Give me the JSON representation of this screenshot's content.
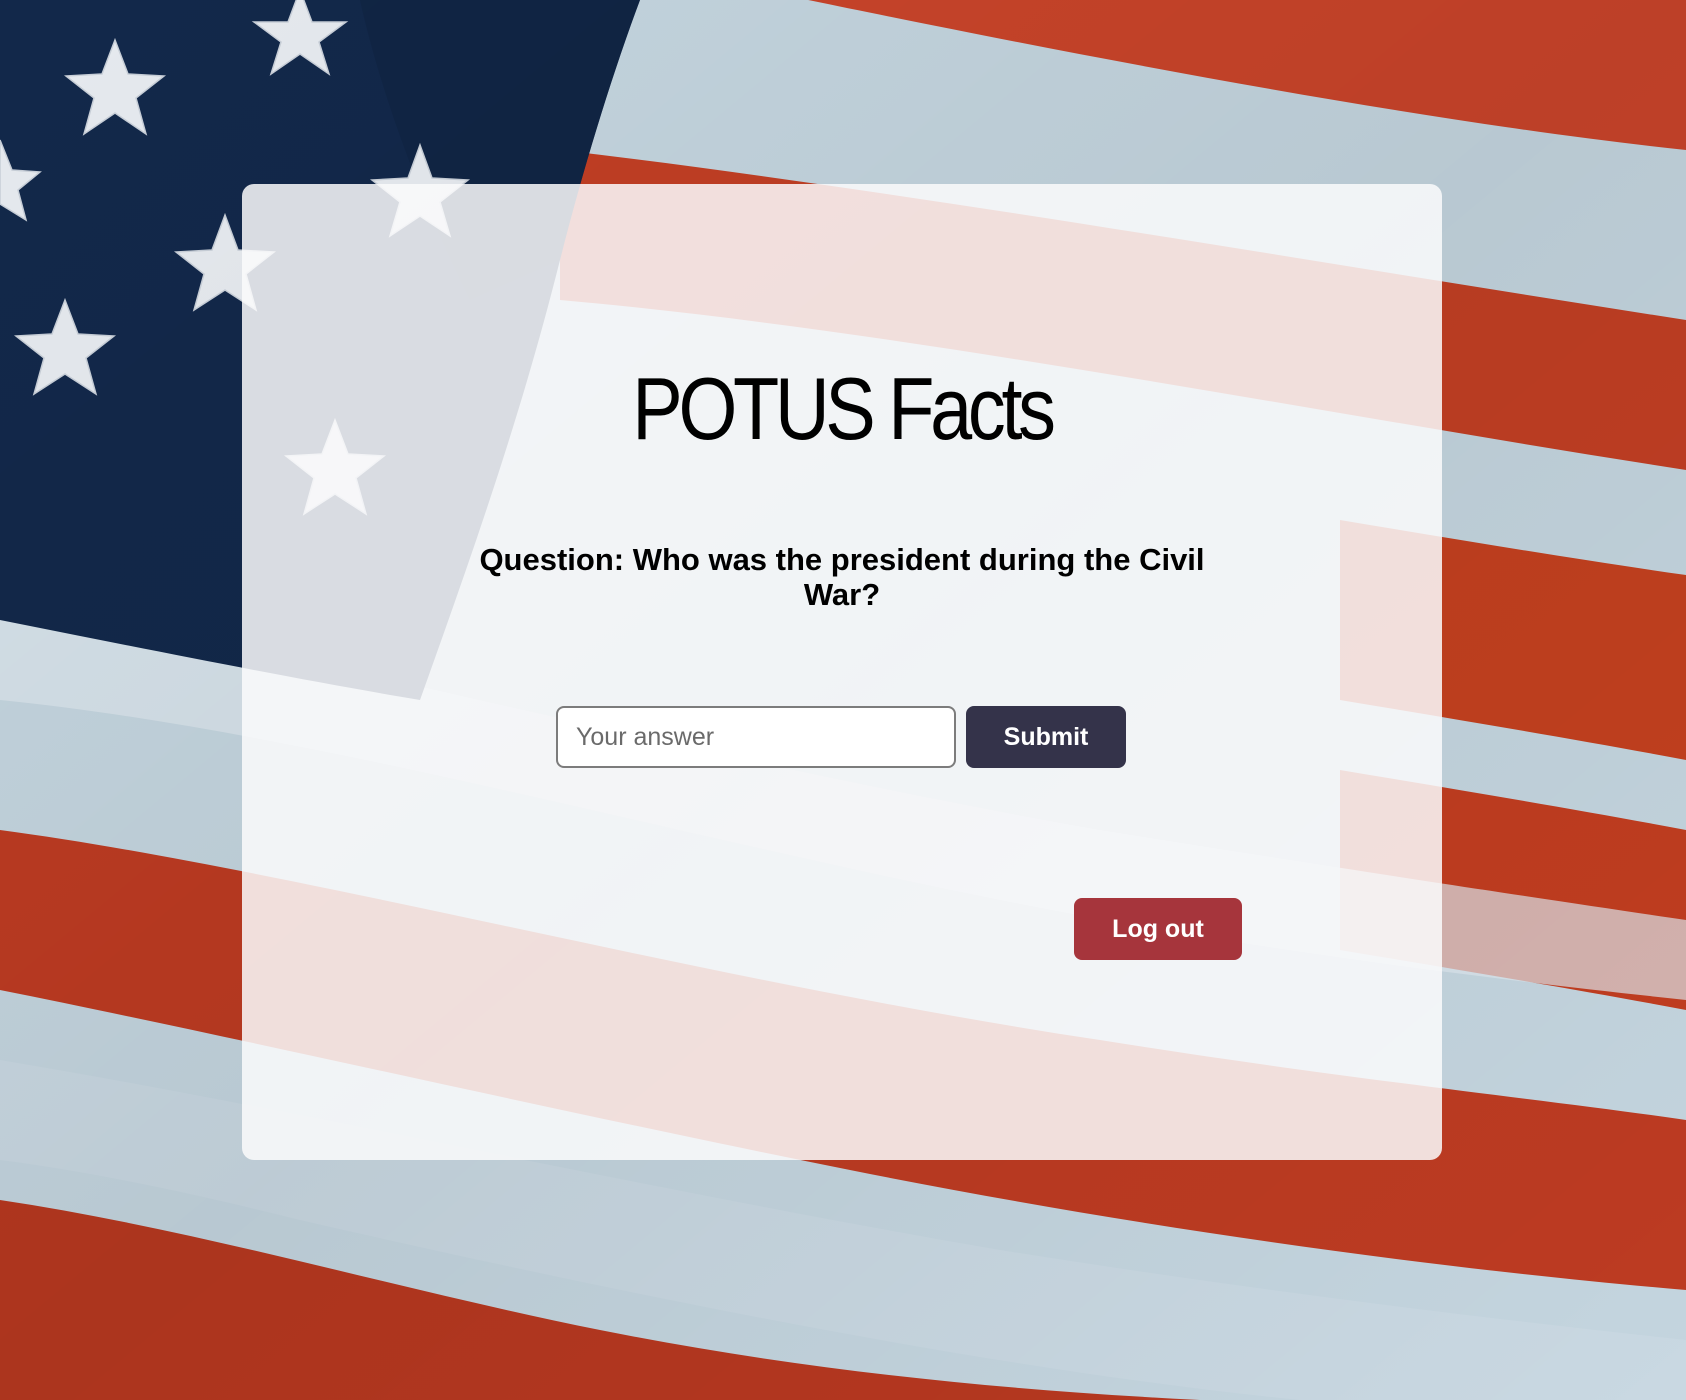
{
  "app": {
    "title": "POTUS Facts"
  },
  "quiz": {
    "question": "Question: Who was the president during the Civil War?",
    "answer_placeholder": "Your answer",
    "answer_value": "",
    "submit_label": "Submit"
  },
  "session": {
    "logout_label": "Log out"
  },
  "background": {
    "image": "american-flag",
    "colors": {
      "canton_blue": "#12284a",
      "stripe_red": "#c43d22",
      "stripe_white": "#c5d6e0",
      "card": "#fafafc"
    }
  },
  "colors": {
    "submit_button": "#34334a",
    "logout_button": "#a6353c",
    "text": "#000000"
  }
}
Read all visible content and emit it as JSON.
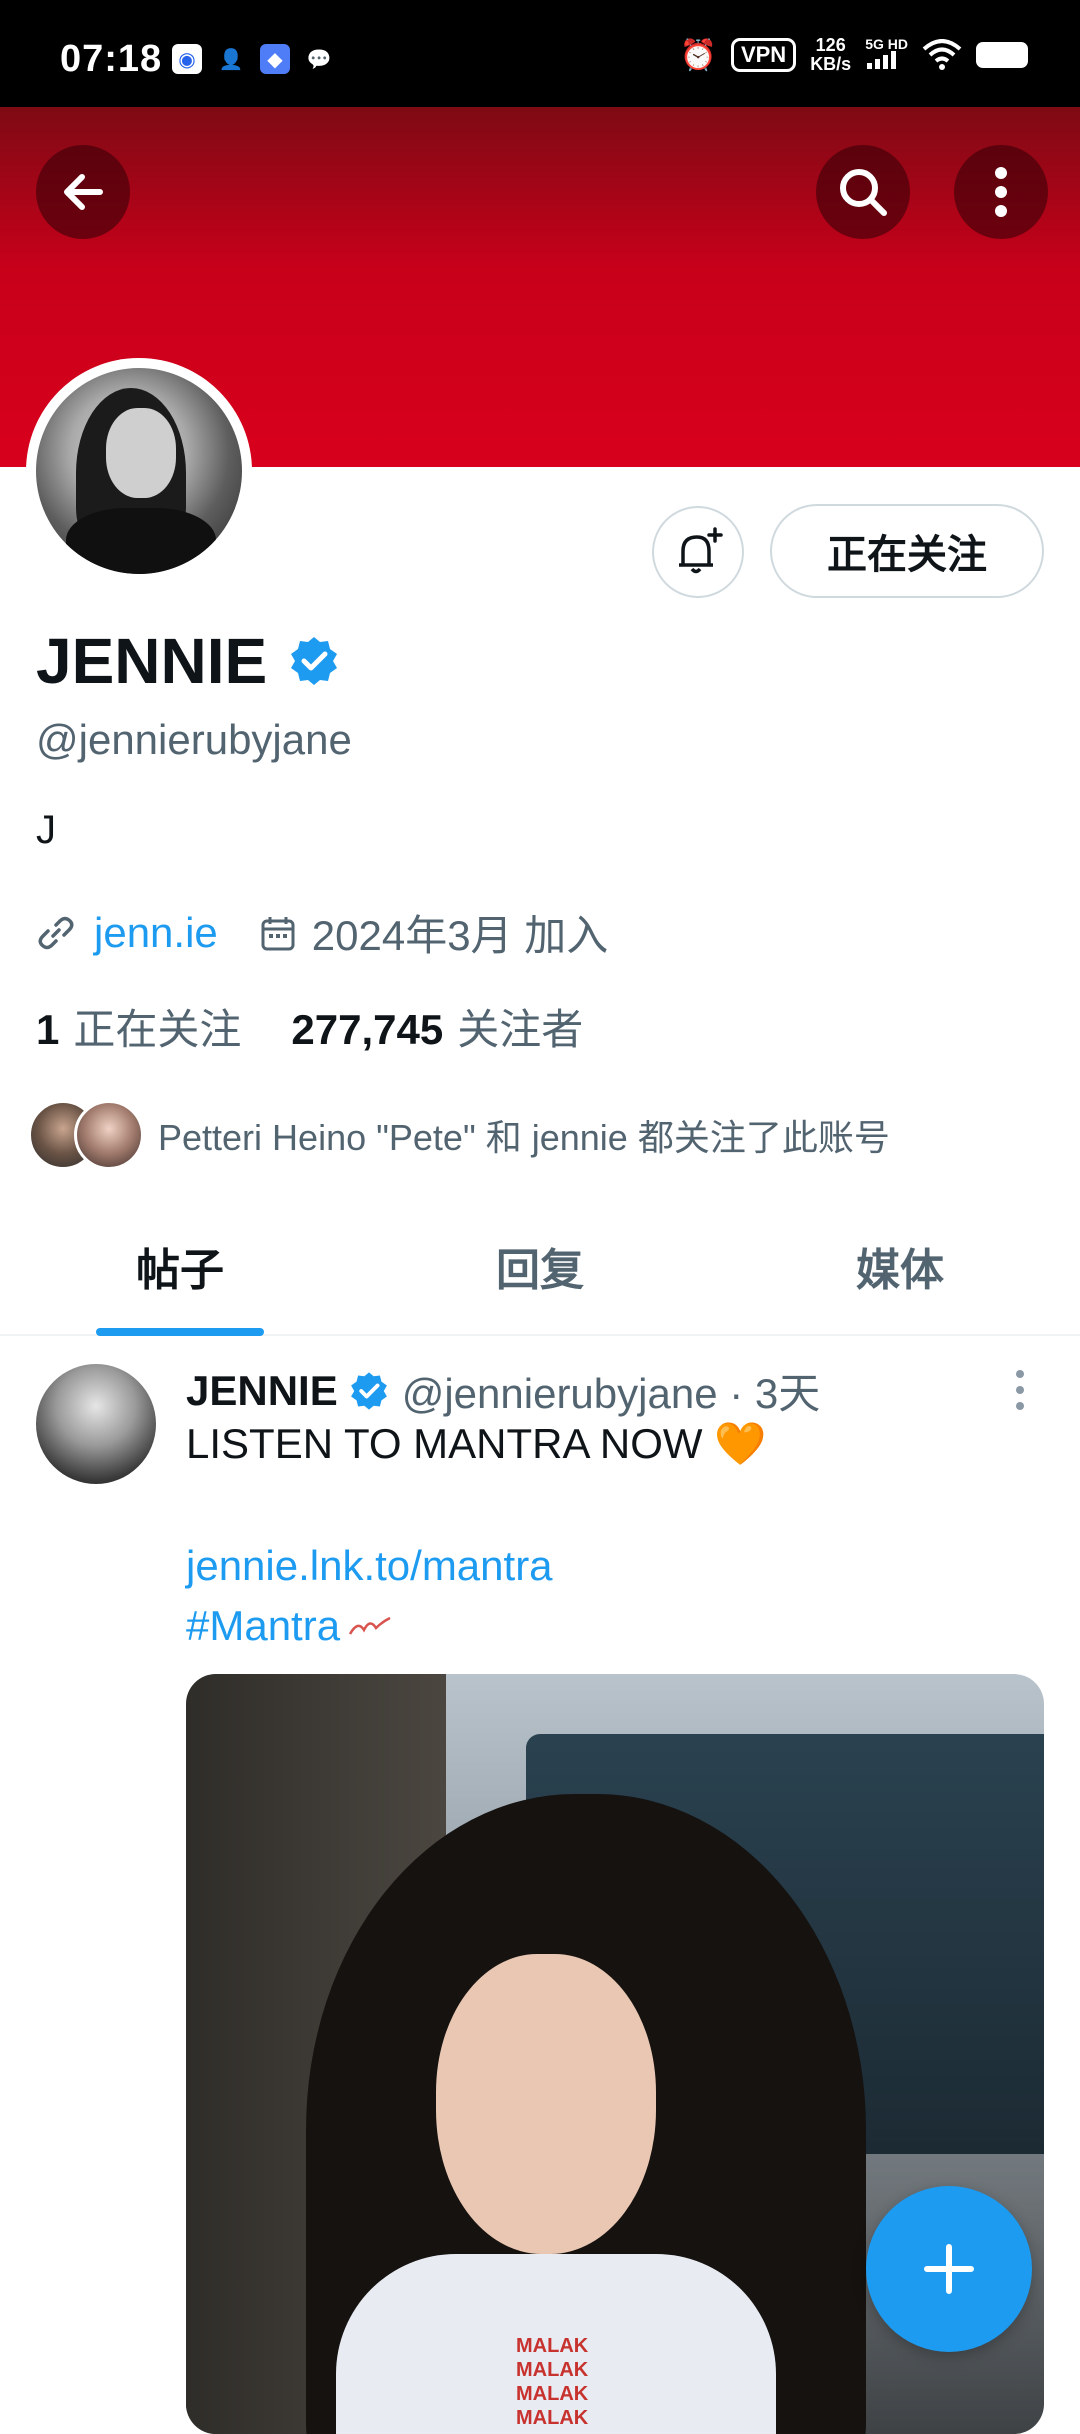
{
  "status_bar": {
    "time": "07:18",
    "vpn": "VPN",
    "speed_value": "126",
    "speed_unit": "KB/s",
    "network": "5G HD"
  },
  "profile": {
    "display_name": "JENNIE",
    "handle": "@jennierubyjane",
    "bio": "J",
    "website": "jenn.ie",
    "joined": "2024年3月 加入",
    "following_count": "1",
    "following_label": "正在关注",
    "followers_count": "277,745",
    "followers_label": "关注者",
    "followed_by_text": "Petteri Heino \"Pete\" 和 jennie 都关注了此账号",
    "follow_state_label": "正在关注"
  },
  "tabs": [
    {
      "label": "帖子",
      "active": true
    },
    {
      "label": "回复",
      "active": false
    },
    {
      "label": "媒体",
      "active": false
    }
  ],
  "post": {
    "name": "JENNIE",
    "meta": "@jennierubyjane · 3天",
    "text": "LISTEN TO MANTRA NOW 🧡",
    "link": "jennie.lnk.to/mantra",
    "hashtag": "#Mantra",
    "shirt_print": "MALAK MALAK MALAK MALAK"
  },
  "colors": {
    "banner": "#d8001c",
    "accent": "#1d9bf0",
    "verified": "#1d9bf0"
  },
  "icons": [
    "back-arrow-icon",
    "search-icon",
    "more-vertical-icon",
    "bell-plus-icon",
    "verified-badge-icon",
    "link-icon",
    "calendar-icon",
    "compose-plus-icon"
  ]
}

**WHAT YOU SHOULD DO:** Reproduce the data word for word, excluding its pictures.

**SOLUTION TO THE PROBLEM:**
Give me the JSON representation of this screenshot's content.
{
  "app": {
    "title": "POTUS Facts"
  },
  "quiz": {
    "question": "Question: Who was the president during the Civil War?",
    "answer_placeholder": "Your answer",
    "answer_value": "",
    "submit_label": "Submit"
  },
  "session": {
    "logout_label": "Log out"
  },
  "background": {
    "image": "american-flag",
    "colors": {
      "canton_blue": "#12284a",
      "stripe_red": "#c43d22",
      "stripe_white": "#c5d6e0",
      "card": "#fafafc"
    }
  },
  "colors": {
    "submit_button": "#34334a",
    "logout_button": "#a6353c",
    "text": "#000000"
  }
}
Read all visible content and emit it as JSON.
{
  "status_bar": {
    "time": "07:18",
    "vpn": "VPN",
    "speed_value": "126",
    "speed_unit": "KB/s",
    "network": "5G HD"
  },
  "profile": {
    "display_name": "JENNIE",
    "handle": "@jennierubyjane",
    "bio": "J",
    "website": "jenn.ie",
    "joined": "2024年3月 加入",
    "following_count": "1",
    "following_label": "正在关注",
    "followers_count": "277,745",
    "followers_label": "关注者",
    "followed_by_text": "Petteri Heino \"Pete\" 和 jennie 都关注了此账号",
    "follow_state_label": "正在关注"
  },
  "tabs": [
    {
      "label": "帖子",
      "active": true
    },
    {
      "label": "回复",
      "active": false
    },
    {
      "label": "媒体",
      "active": false
    }
  ],
  "post": {
    "name": "JENNIE",
    "meta": "@jennierubyjane · 3天",
    "text": "LISTEN TO MANTRA NOW 🧡",
    "link": "jennie.lnk.to/mantra",
    "hashtag": "#Mantra",
    "shirt_print": "MALAK MALAK MALAK MALAK"
  },
  "colors": {
    "banner": "#d8001c",
    "accent": "#1d9bf0",
    "verified": "#1d9bf0"
  },
  "icons": [
    "back-arrow-icon",
    "search-icon",
    "more-vertical-icon",
    "bell-plus-icon",
    "verified-badge-icon",
    "link-icon",
    "calendar-icon",
    "compose-plus-icon"
  ]
}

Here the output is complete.